Answer with nothing but a number: how many lines include the word "glauc"?

Records supplied:

════════════════════

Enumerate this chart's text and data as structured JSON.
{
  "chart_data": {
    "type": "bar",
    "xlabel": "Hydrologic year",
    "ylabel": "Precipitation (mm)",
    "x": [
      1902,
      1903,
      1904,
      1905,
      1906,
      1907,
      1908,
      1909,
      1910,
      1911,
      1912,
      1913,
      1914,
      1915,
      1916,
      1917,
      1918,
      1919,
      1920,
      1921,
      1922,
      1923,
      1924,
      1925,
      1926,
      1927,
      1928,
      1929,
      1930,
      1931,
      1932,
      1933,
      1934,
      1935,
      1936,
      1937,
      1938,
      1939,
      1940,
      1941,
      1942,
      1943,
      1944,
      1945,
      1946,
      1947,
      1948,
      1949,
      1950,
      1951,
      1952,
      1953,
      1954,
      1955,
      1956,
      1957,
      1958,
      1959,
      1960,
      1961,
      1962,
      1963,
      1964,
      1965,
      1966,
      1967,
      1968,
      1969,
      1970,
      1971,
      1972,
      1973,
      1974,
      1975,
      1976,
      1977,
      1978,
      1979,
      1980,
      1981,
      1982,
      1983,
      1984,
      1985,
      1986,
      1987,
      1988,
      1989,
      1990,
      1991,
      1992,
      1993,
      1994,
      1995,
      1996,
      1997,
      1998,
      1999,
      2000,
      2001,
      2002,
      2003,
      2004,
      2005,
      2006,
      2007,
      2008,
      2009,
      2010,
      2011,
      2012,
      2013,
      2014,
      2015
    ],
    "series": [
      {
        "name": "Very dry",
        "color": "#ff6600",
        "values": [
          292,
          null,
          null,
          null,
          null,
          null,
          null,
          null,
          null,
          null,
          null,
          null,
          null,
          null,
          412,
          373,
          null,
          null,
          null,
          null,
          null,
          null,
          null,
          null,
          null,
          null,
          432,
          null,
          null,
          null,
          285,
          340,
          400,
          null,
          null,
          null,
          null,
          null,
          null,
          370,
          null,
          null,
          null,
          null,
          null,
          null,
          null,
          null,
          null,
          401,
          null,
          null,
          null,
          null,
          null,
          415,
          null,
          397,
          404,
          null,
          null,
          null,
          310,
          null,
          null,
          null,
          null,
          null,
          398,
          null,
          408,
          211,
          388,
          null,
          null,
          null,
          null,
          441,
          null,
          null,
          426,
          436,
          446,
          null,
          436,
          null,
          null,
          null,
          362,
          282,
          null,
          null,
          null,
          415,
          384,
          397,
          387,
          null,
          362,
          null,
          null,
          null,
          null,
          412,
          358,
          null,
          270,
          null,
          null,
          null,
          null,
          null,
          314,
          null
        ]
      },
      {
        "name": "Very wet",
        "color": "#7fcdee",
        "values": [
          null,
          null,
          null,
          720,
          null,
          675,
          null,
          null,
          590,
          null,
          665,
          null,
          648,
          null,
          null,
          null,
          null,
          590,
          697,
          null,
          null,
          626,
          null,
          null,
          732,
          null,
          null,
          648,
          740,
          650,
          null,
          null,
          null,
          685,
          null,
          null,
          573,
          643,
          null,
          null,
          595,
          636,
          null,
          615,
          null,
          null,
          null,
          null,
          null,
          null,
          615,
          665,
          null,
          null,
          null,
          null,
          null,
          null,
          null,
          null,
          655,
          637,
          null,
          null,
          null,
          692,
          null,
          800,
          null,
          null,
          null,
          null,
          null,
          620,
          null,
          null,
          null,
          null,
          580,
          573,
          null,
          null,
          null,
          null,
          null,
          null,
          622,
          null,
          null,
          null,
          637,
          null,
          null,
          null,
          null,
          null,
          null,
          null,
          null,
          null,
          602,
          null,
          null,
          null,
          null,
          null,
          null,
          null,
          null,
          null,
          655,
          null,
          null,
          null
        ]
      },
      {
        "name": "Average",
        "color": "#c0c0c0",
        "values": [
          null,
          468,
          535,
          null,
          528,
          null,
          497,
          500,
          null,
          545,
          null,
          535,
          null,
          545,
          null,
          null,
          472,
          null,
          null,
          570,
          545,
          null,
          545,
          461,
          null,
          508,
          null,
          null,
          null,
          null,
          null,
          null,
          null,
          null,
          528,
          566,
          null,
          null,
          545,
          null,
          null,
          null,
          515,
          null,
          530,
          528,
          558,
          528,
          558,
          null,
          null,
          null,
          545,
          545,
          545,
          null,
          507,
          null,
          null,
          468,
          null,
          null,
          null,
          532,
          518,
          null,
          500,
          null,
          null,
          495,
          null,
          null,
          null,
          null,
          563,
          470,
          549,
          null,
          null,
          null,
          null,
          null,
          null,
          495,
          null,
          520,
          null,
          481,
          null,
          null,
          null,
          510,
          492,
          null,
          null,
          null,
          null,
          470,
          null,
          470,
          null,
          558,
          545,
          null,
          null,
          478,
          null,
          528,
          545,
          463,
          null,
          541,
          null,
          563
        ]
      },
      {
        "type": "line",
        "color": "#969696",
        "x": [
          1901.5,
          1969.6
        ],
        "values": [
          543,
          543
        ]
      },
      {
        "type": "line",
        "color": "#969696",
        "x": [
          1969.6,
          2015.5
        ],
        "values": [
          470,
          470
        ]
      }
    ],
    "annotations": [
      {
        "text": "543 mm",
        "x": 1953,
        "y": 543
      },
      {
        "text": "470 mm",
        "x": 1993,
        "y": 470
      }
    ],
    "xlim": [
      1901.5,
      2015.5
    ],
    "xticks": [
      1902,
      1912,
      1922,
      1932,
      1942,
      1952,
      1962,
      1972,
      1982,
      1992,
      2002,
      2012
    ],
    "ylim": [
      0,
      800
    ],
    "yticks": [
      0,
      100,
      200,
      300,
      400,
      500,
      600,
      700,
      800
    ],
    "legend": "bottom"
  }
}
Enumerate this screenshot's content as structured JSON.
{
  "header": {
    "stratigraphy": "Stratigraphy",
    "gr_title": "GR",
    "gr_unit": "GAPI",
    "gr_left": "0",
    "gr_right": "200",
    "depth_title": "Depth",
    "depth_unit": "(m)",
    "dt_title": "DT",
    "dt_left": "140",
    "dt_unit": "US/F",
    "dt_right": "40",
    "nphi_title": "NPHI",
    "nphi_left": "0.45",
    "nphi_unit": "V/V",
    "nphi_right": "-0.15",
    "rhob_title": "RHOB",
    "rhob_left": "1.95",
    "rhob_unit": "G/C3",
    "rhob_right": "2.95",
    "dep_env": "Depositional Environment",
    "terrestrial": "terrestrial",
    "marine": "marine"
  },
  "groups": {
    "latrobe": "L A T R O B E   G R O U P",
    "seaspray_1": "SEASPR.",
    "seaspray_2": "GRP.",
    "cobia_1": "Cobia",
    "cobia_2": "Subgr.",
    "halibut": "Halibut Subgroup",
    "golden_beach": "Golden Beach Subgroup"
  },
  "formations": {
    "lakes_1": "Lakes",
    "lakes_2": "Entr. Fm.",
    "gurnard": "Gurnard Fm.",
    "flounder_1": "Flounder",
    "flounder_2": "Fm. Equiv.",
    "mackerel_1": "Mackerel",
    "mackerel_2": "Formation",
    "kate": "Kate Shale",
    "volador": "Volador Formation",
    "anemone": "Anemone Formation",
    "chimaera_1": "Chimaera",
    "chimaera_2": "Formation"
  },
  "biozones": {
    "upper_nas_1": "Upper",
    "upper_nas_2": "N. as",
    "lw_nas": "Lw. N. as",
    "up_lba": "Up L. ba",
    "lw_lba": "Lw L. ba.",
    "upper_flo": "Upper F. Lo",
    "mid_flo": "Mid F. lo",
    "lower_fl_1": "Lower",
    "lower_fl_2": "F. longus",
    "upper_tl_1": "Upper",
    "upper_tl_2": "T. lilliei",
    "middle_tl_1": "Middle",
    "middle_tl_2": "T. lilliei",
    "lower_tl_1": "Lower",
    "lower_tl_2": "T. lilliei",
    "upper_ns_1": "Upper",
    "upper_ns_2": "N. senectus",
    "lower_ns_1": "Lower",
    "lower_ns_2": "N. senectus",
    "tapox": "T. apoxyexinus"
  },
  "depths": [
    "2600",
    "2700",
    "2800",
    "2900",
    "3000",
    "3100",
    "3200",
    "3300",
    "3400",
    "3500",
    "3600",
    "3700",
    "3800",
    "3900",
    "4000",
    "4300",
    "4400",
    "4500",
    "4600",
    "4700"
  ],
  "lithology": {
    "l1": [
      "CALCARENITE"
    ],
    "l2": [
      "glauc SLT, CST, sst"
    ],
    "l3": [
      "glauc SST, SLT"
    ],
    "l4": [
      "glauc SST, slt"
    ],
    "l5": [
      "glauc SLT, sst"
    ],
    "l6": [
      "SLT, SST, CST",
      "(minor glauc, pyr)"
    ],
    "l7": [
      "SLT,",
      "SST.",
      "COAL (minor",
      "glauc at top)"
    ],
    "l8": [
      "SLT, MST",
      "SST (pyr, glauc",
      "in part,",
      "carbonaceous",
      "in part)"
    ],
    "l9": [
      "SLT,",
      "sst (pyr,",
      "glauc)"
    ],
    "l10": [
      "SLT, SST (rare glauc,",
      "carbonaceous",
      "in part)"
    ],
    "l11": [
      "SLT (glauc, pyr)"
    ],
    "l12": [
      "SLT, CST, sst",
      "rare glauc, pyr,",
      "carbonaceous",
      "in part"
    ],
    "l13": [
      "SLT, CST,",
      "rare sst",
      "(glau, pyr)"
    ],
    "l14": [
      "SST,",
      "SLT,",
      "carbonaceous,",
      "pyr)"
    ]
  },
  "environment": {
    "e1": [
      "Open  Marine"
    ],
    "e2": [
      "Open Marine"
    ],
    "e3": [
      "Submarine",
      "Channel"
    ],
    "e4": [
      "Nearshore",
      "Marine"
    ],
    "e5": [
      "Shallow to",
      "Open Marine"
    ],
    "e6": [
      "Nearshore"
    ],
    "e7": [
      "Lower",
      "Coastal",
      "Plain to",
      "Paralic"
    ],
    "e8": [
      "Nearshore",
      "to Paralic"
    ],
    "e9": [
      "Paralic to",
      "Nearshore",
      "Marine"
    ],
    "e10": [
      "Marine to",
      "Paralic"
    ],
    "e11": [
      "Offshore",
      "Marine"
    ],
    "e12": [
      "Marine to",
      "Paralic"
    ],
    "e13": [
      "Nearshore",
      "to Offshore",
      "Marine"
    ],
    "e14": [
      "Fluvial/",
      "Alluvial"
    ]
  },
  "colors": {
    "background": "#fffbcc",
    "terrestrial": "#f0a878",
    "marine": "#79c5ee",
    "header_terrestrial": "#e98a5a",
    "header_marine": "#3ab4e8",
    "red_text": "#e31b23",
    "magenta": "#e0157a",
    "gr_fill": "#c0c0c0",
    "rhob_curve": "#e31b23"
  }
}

════════════════════

Output of the task: 11